> [What you have to do] Check every line below for the word "this" and copy the ones that have it.

Start of Supplied data

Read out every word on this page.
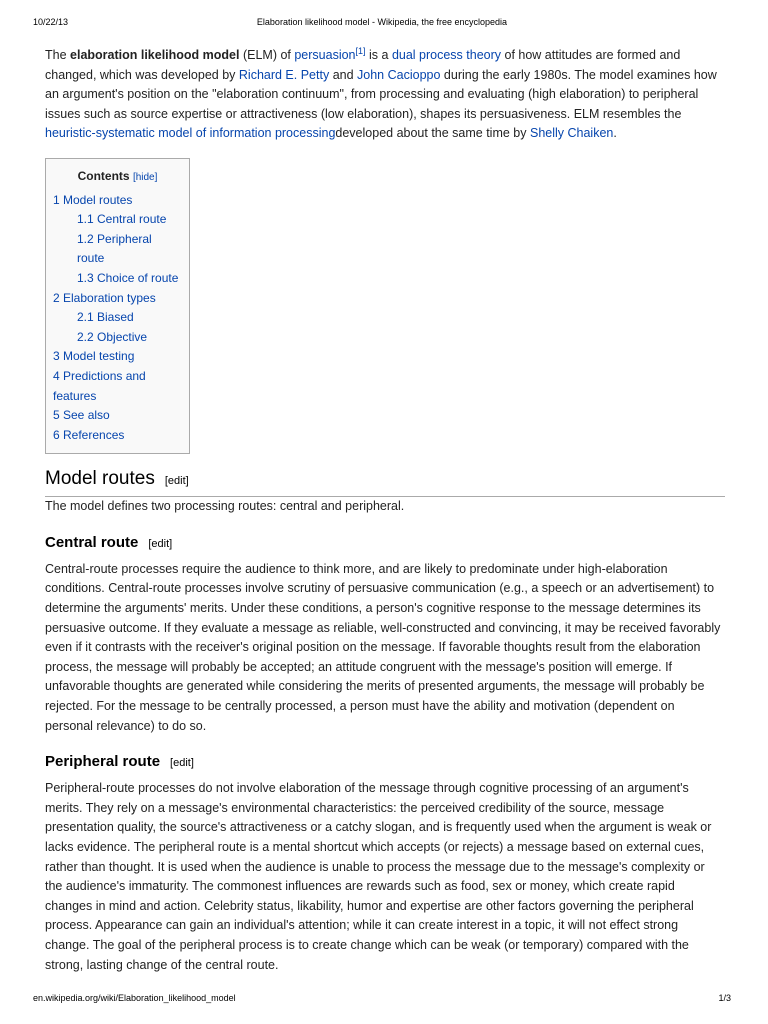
10/22/13	Elaboration likelihood model - Wikipedia, the free encyclopedia

The elaboration likelihood model (ELM) of persuasion[1] is a dual process theory of how attitudes are formed and changed, which was developed by Richard E. Petty and John Cacioppo during the early 1980s. The model examines how an argument's position on the "elaboration continuum", from processing and evaluating (high elaboration) to peripheral issues such as source expertise or attractiveness (low elaboration), shapes its persuasiveness. ELM resembles the heuristic-systematic model of information processingdeveloped about the same time by Shelly Chaiken.

Contents [hide]
1 Model routes
1.1 Central route
1.2 Peripheral route
1.3 Choice of route
2 Elaboration types
2.1 Biased
2.2 Objective
3 Model testing
4 Predictions and features
5 See also
6 References
Model routes [edit]

The model defines two processing routes: central and peripheral.

Central route [edit]

Central-route processes require the audience to think more, and are likely to predominate under high-elaboration conditions. Central-route processes involve scrutiny of persuasive communication (e.g., a speech or an advertisement) to determine the arguments' merits. Under these conditions, a person's cognitive response to the message determines its persuasive outcome. If they evaluate a message as reliable, well-constructed and convincing, it may be received favorably even if it contrasts with the receiver's original position on the message. If favorable thoughts result from the elaboration process, the message will probably be accepted; an attitude congruent with the message's position will emerge. If unfavorable thoughts are generated while considering the merits of presented arguments, the message will probably be rejected. For the message to be centrally processed, a person must have the ability and motivation (dependent on personal relevance) to do so.

Peripheral route [edit]

Peripheral-route processes do not involve elaboration of the message through cognitive processing of an argument's merits. They rely on a message's environmental characteristics: the perceived credibility of the source, message presentation quality, the source's attractiveness or a catchy slogan, and is frequently used when the argument is weak or lacks evidence. The peripheral route is a mental shortcut which accepts (or rejects) a message based on external cues, rather than thought. It is used when the audience is unable to process the message due to the message's complexity or the audience's immaturity. The commonest influences are rewards such as food, sex or money, which create rapid changes in mind and action. Celebrity status, likability, humor and expertise are other factors governing the peripheral process. Appearance can gain an individual's attention; while it can create interest in a topic, it will not effect strong change. The goal of the peripheral process is to create change which can be weak (or temporary) compared with the strong, lasting change of the central route.

en.wikipedia.org/wiki/Elaboration_likelihood_model	1/3
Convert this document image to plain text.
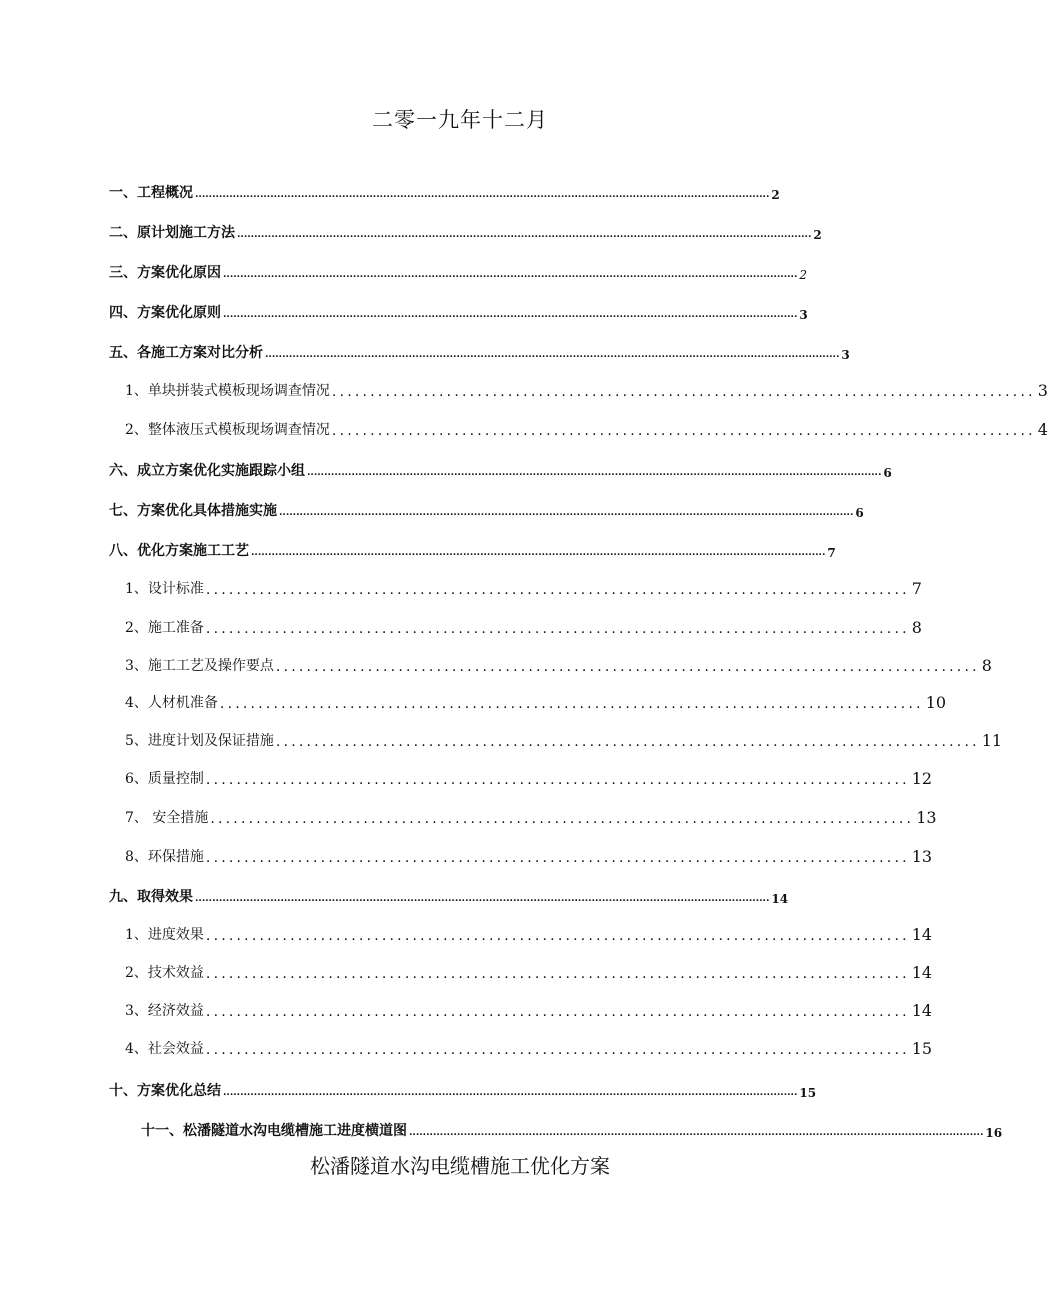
二零一九年十二月
一、工程概况 ........................................................................................................................................................................ 2
二、原计划施工方法 ........................................................................................................................................................................ 2
三、方案优化原因 ........................................................................................................................................................................ 2
四、方案优化原则 ........................................................................................................................................................................ 3
五、各施工方案对比分析 ........................................................................................................................................................................ 3
1、单块拼装式模板现场调查情况 ............................................................................................ 3
2、整体液压式模板现场调查情况 ............................................................................................ 4
六、成立方案优化实施跟踪小组 ........................................................................................................................................................................ 6
七、方案优化具体措施实施 ........................................................................................................................................................................ 6
八、优化方案施工工艺 ........................................................................................................................................................................ 7
1、设计标准 ............................................................................................ 7
2、施工准备 ............................................................................................ 8
3、施工工艺及操作要点 ............................................................................................ 8
4、人材机准备 ............................................................................................ 10
5、进度计划及保证措施 ............................................................................................ 11
6、质量控制 ............................................................................................ 12
7、 安全措施 ............................................................................................ 13
8、环保措施 ............................................................................................ 13
九、取得效果 ........................................................................................................................................................................ 14
1、进度效果 ............................................................................................ 14
2、技术效益 ............................................................................................ 14
3、经济效益 ............................................................................................ 14
4、社会效益 ............................................................................................ 15
十、方案优化总结 ........................................................................................................................................................................ 15
十一、松潘隧道水沟电缆槽施工进度横道图 ........................................................................................................................................................................ 16
松潘隧道水沟电缆槽施工优化方案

End of Supplied data

> [Result below]
Read out every word on this page.
Convert this document image to plain text.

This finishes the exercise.